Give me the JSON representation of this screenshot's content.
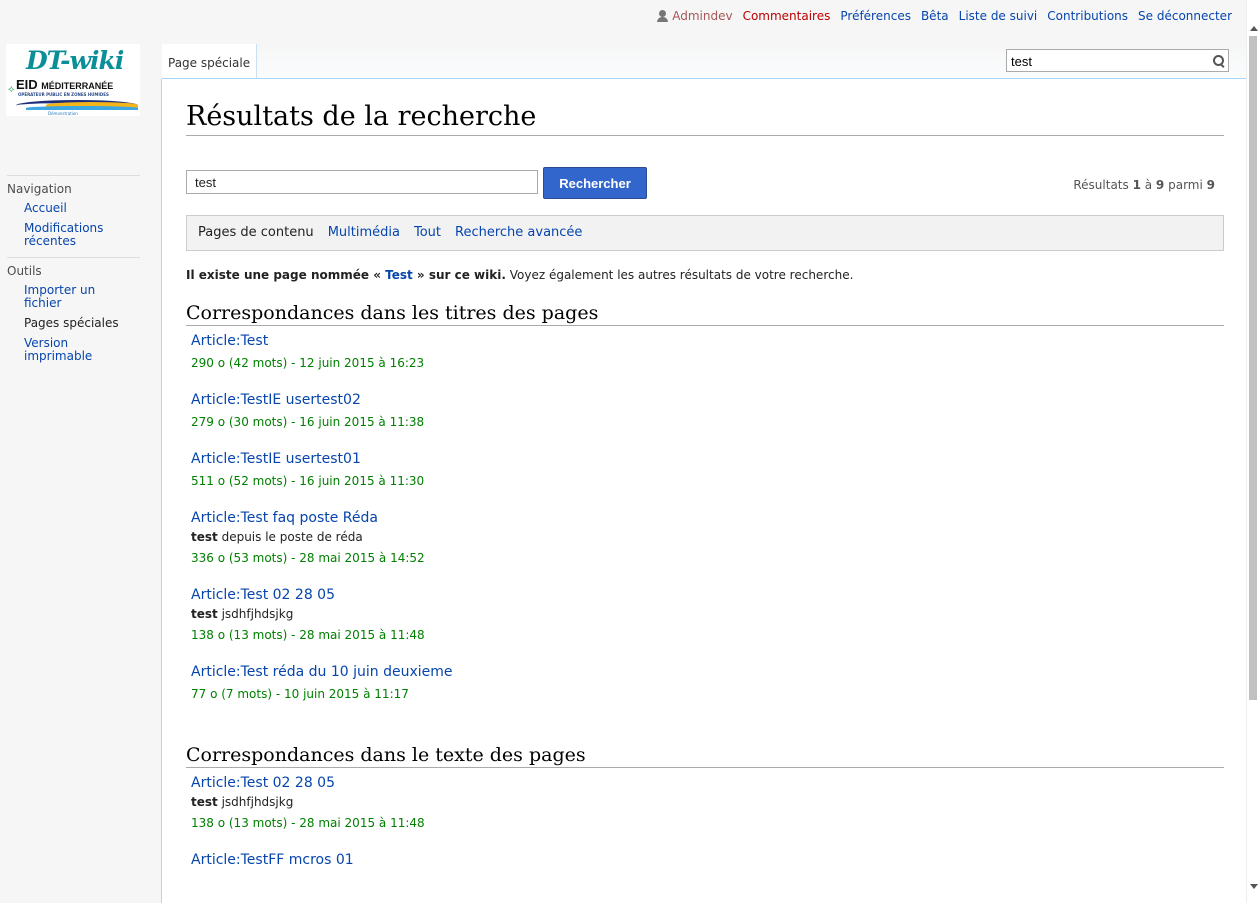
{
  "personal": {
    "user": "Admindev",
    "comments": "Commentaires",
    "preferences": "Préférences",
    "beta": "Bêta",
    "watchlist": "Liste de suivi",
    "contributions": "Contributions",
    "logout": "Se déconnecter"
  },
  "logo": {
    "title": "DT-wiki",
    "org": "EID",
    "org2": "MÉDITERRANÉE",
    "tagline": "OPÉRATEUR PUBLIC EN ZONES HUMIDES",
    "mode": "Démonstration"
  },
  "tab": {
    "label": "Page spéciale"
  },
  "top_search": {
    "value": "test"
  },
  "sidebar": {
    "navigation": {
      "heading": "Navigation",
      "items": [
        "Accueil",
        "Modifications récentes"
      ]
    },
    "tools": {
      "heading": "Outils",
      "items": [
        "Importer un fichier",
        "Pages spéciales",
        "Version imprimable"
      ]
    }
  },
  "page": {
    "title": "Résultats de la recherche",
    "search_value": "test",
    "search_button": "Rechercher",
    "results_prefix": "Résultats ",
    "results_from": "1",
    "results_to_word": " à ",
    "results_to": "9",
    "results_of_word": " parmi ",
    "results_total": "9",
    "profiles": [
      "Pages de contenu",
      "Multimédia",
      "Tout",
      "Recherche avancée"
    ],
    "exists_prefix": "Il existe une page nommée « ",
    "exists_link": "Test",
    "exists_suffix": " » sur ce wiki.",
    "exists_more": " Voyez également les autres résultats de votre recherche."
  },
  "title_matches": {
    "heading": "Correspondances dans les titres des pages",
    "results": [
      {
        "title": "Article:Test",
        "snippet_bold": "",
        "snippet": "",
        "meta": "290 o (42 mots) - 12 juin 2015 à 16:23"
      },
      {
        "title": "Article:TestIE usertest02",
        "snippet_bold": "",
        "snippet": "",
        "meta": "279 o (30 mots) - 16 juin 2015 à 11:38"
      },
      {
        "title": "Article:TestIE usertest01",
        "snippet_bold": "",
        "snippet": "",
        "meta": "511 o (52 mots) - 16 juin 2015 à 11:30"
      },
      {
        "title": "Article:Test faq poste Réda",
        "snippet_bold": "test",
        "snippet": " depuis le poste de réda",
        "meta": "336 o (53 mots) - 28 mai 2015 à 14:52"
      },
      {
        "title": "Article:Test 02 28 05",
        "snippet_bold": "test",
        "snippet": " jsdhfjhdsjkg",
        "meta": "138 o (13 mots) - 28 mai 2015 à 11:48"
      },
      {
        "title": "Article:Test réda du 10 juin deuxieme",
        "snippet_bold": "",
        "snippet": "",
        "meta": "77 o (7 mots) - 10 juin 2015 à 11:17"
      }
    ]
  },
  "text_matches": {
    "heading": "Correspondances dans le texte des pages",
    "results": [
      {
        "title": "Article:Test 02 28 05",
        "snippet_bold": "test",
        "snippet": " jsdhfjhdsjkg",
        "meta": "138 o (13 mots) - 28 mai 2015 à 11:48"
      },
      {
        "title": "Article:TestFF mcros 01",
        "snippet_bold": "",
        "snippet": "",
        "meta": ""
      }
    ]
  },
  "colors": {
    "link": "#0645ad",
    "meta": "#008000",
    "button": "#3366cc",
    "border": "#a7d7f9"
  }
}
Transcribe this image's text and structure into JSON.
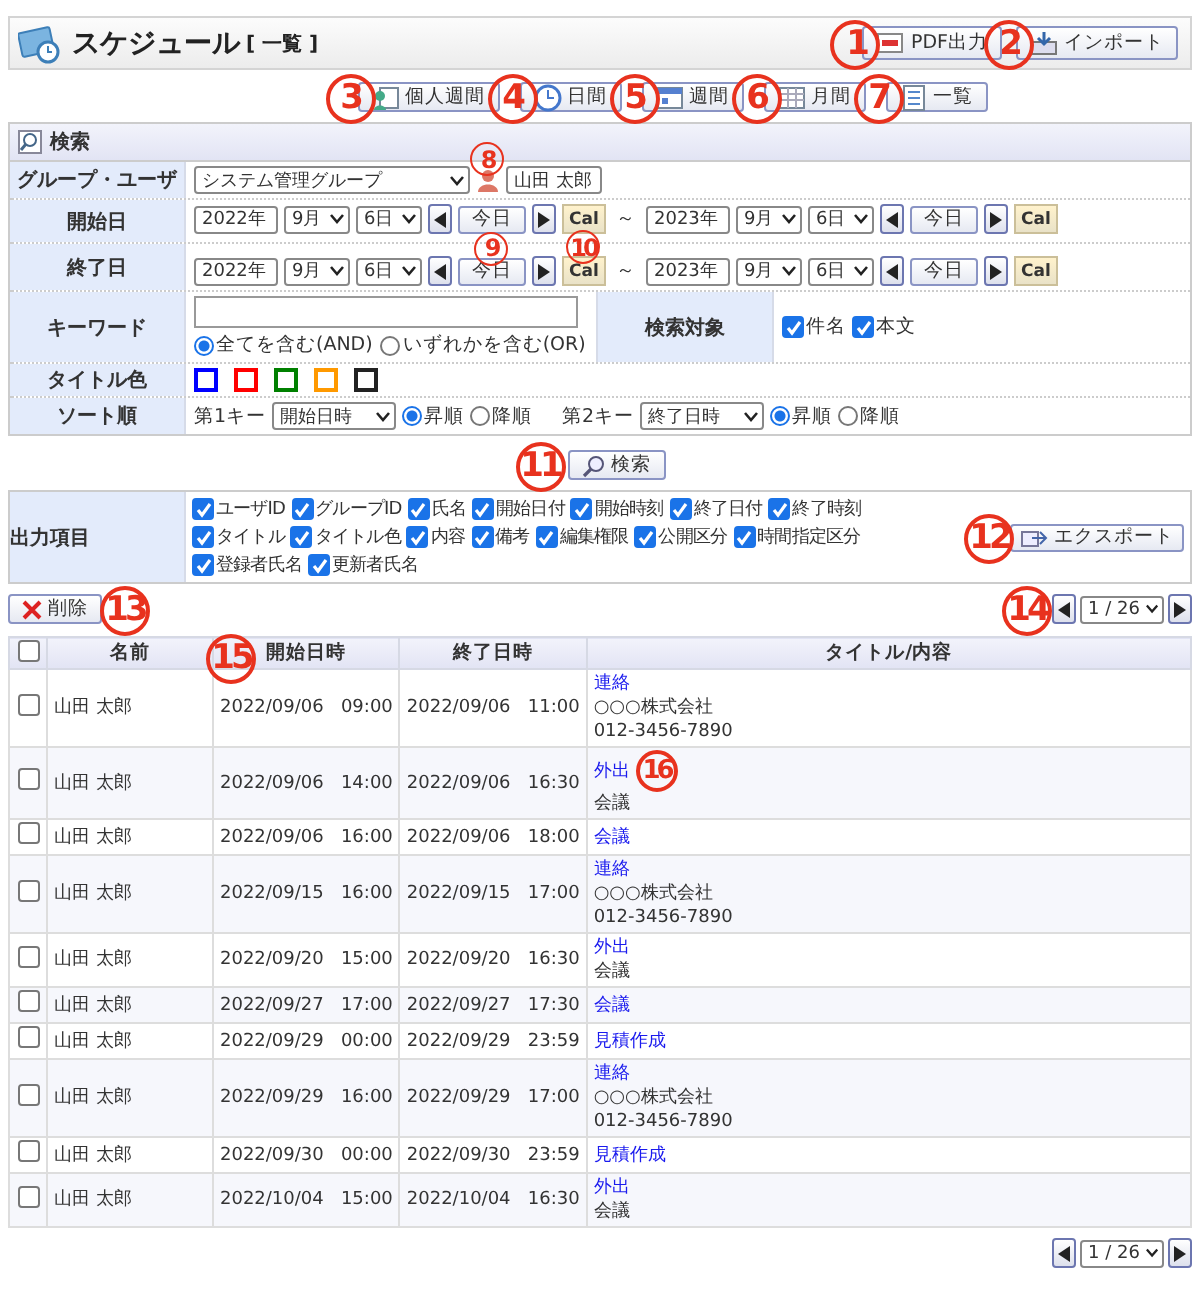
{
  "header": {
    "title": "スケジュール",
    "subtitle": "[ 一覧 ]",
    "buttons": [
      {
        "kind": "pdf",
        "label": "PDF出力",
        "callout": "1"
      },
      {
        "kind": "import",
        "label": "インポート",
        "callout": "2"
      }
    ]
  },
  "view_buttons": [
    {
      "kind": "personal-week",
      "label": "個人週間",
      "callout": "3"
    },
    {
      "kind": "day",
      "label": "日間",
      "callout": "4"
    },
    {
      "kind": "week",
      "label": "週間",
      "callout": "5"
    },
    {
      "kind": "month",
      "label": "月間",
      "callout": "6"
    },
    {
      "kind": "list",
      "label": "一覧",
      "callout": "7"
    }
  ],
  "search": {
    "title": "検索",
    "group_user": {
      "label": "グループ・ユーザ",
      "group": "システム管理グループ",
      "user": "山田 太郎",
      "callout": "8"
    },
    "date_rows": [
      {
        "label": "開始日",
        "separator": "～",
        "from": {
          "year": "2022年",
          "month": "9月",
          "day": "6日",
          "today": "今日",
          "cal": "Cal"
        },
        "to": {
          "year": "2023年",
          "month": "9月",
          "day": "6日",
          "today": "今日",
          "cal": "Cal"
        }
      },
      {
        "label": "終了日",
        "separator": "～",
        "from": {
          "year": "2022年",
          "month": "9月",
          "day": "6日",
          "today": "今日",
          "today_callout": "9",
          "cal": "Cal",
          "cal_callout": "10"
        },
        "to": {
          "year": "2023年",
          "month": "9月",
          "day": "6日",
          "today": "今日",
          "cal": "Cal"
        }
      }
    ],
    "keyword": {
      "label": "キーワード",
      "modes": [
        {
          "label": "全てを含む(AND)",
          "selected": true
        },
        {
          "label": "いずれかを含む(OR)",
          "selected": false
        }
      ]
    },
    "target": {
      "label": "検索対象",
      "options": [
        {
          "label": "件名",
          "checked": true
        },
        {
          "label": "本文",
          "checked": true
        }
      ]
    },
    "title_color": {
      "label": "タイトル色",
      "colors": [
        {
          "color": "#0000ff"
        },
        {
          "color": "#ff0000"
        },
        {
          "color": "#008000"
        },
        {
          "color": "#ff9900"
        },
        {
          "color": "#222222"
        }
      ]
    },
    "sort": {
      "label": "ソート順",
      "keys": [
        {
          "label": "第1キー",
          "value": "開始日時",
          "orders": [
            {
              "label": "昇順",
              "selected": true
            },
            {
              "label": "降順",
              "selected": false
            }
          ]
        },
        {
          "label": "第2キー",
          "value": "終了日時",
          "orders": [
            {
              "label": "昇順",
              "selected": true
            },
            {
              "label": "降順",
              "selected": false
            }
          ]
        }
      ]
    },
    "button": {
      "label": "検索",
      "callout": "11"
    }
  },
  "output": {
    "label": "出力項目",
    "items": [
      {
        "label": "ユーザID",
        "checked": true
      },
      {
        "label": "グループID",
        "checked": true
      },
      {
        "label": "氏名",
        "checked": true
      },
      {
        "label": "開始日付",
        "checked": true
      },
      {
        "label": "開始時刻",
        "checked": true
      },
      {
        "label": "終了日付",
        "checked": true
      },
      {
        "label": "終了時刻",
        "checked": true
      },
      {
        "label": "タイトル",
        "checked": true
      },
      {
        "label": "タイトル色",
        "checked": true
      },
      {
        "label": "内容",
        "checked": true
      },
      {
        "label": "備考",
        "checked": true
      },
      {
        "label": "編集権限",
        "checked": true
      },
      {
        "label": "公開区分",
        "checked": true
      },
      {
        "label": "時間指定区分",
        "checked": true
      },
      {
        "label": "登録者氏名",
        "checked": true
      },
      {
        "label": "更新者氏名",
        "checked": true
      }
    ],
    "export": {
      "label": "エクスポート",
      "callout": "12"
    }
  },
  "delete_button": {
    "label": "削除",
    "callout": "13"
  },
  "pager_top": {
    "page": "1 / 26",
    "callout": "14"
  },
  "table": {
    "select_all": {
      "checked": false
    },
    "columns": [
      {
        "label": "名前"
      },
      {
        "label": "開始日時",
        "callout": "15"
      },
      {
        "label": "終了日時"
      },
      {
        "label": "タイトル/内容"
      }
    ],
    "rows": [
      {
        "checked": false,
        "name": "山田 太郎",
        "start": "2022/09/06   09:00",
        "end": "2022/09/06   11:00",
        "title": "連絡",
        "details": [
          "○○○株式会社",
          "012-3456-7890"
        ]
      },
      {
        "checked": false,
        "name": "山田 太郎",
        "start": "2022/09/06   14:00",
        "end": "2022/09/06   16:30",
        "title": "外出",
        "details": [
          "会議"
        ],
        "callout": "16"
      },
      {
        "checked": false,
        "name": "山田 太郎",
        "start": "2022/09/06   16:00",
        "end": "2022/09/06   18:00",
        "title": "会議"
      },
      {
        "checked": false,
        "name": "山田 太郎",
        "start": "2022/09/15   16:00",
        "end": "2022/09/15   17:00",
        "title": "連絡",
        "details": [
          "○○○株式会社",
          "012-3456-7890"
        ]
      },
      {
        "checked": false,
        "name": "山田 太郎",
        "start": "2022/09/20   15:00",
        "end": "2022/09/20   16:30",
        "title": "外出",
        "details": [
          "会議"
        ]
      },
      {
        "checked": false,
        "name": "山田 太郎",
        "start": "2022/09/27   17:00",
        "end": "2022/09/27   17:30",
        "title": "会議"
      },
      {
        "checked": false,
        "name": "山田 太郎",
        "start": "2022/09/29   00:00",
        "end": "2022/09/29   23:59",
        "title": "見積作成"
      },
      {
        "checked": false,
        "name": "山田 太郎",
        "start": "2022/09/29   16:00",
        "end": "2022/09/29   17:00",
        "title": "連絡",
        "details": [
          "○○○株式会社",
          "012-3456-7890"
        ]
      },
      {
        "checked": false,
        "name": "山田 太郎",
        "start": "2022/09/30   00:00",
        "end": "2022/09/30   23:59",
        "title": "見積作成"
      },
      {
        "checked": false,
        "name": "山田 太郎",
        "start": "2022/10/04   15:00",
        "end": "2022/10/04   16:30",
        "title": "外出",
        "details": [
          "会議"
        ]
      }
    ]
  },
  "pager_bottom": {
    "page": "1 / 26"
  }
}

- - - -

Copy the lines from the entries above in which the word "JSON" appears.

Give me the JSON representation of this screenshot's content.
Transcribe this image's text and structure into JSON.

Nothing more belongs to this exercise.